• [Material for this task]
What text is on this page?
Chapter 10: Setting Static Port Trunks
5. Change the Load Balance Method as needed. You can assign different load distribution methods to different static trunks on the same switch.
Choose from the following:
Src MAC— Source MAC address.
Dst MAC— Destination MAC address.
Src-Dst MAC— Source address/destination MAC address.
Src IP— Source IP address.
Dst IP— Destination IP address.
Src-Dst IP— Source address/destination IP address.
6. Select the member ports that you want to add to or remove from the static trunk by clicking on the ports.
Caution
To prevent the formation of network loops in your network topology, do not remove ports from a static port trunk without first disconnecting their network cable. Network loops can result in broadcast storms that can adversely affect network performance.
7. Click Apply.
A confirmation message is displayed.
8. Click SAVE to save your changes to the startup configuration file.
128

• [Written instruction] Make an exact copy of the data above.

• [The output]
What text is on this page?
Chapter 10: Setting Static Port Trunks
5. Change the Load Balance Method as needed. You can assign different load distribution methods to different static trunks on the same switch.
Choose from the following:
Src MAC— Source MAC address.
Dst MAC— Destination MAC address.
Src-Dst MAC— Source address/destination MAC address.
Src IP— Source IP address.
Dst IP— Destination IP address.
Src-Dst IP— Source address/destination IP address.
6. Select the member ports that you want to add to or remove from the static trunk by clicking on the ports.
Caution
To prevent the formation of network loops in your network topology, do not remove ports from a static port trunk without first disconnecting their network cable. Network loops can result in broadcast storms that can adversely affect network performance.
7. Click Apply.
A confirmation message is displayed.
8. Click SAVE to save your changes to the startup configuration file.
128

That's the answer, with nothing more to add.